▸ **TASK GOAL**: Collect every line of the material below that contains the string "данных", treating uppercase and lowercase letters as distinct.

▸ **Element box records**:
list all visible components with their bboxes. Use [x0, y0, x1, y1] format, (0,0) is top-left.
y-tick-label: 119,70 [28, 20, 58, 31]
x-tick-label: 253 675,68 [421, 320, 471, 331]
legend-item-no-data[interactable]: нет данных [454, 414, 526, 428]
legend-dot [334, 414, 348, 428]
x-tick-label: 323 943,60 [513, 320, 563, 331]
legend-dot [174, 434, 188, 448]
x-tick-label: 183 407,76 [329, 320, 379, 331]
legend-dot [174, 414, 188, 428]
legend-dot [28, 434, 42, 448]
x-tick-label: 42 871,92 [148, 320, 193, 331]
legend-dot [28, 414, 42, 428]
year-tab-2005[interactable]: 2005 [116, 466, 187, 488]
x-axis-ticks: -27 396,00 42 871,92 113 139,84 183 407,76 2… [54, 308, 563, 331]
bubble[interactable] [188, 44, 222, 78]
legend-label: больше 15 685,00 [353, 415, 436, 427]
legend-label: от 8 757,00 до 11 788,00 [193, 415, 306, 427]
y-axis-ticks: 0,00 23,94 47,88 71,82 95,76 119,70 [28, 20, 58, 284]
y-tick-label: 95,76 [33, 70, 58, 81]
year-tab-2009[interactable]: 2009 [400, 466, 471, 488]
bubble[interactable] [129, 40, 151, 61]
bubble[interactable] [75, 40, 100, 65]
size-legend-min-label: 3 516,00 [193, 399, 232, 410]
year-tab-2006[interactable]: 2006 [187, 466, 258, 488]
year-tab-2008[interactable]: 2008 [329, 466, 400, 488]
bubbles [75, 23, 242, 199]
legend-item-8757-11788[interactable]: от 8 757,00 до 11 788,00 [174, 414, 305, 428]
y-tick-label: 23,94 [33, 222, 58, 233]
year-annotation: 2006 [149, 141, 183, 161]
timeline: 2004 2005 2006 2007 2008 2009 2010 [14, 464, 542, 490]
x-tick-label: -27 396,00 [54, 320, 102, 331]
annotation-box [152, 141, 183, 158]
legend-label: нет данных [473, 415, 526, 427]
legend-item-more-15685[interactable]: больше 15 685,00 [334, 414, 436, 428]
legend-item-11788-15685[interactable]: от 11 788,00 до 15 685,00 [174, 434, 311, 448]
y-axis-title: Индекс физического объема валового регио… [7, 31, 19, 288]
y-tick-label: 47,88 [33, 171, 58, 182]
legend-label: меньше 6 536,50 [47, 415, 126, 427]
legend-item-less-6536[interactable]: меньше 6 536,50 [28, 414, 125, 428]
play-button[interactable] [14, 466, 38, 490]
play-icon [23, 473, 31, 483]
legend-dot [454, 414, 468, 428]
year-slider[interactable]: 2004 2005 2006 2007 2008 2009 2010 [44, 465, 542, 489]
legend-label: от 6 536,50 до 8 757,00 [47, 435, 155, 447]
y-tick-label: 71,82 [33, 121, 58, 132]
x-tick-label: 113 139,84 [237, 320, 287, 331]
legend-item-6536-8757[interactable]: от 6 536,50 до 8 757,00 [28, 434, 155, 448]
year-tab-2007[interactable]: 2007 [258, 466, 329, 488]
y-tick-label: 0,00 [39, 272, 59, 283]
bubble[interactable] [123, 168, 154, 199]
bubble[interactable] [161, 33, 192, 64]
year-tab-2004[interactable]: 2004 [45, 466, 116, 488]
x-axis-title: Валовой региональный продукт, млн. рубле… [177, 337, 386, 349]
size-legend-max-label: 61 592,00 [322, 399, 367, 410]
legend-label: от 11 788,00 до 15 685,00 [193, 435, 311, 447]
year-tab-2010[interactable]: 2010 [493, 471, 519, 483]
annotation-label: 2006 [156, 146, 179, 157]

▸ **COMPLETE RESPONSE**:
legend-item-no-data[interactable]: нет данных [454, 414, 526, 428]
legend-label: нет данных [473, 415, 526, 427]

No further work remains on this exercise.